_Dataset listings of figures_

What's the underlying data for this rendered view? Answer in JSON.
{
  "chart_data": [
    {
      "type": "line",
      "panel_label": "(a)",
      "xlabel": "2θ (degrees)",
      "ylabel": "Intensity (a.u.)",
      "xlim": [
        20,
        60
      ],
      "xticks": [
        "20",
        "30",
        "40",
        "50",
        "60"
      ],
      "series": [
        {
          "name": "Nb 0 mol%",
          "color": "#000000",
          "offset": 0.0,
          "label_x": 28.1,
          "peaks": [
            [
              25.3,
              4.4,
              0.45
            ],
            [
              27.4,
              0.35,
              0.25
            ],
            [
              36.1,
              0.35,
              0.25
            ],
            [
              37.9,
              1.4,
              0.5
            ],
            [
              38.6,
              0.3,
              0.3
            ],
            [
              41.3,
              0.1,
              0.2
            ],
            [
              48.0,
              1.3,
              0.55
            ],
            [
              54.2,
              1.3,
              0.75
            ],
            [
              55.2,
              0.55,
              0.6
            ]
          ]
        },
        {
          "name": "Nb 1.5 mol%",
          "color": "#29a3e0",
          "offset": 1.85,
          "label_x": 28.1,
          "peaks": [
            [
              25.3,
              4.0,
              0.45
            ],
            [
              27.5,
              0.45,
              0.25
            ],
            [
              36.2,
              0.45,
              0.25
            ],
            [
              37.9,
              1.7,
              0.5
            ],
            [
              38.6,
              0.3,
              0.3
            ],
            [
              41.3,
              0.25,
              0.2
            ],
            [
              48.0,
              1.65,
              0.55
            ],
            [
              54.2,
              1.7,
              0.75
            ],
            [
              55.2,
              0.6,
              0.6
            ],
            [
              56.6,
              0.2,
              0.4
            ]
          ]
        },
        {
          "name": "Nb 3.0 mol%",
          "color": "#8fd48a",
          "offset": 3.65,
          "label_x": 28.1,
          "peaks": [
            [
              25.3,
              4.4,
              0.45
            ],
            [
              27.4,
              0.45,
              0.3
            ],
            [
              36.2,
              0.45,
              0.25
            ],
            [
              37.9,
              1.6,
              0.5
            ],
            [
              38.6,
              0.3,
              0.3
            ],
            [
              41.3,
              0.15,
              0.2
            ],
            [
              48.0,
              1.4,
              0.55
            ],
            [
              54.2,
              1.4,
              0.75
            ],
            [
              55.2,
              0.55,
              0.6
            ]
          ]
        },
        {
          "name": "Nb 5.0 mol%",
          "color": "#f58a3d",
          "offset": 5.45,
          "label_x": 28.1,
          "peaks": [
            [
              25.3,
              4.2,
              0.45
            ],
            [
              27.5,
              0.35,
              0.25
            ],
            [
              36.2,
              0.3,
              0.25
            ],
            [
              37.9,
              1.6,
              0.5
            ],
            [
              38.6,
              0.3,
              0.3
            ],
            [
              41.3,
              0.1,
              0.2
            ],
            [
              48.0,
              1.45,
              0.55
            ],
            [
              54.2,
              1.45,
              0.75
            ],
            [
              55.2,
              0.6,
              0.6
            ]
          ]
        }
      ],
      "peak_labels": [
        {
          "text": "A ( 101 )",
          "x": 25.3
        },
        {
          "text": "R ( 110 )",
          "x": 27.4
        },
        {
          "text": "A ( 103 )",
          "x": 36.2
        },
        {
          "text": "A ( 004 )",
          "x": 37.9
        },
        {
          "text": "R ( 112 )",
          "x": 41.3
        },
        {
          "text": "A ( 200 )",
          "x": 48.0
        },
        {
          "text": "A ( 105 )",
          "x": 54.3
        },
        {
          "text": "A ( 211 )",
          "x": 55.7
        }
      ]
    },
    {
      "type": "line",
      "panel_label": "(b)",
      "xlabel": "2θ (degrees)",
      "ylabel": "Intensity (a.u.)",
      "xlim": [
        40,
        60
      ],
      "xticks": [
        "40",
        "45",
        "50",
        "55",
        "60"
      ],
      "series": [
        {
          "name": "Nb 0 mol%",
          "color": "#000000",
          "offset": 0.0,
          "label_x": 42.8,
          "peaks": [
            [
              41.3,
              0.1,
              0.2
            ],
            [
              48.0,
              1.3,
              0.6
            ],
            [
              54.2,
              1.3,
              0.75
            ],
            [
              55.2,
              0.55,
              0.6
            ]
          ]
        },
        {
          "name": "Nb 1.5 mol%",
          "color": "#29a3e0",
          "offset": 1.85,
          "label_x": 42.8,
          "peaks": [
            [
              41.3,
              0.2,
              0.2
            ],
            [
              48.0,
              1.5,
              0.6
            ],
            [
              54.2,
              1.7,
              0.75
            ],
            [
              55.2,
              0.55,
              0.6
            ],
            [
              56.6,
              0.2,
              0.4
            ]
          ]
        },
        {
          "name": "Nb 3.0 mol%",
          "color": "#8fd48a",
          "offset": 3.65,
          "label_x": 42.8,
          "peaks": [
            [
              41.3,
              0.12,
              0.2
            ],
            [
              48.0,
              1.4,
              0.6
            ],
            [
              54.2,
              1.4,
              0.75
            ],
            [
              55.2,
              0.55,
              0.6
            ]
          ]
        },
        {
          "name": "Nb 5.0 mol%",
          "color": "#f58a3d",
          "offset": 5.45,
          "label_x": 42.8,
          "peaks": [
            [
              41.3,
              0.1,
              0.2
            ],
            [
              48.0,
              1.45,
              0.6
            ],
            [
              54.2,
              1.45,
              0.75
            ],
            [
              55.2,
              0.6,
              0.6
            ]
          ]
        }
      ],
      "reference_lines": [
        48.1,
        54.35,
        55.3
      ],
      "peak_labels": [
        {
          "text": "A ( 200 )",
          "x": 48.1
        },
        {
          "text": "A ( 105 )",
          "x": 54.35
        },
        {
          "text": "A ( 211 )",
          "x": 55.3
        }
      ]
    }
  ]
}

_Exercise description_
Write down every line of the data above that includes the string "text".

_Answer to this exercise_
          "text": "A ( 101 )",
          "text": "R ( 110 )",
          "text": "A ( 103 )",
          "text": "A ( 004 )",
          "text": "R ( 112 )",
          "text": "A ( 200 )",
          "text": "A ( 105 )",
          "text": "A ( 211 )",
          "text": "A ( 200 )",
          "text": "A ( 105 )",
          "text": "A ( 211 )",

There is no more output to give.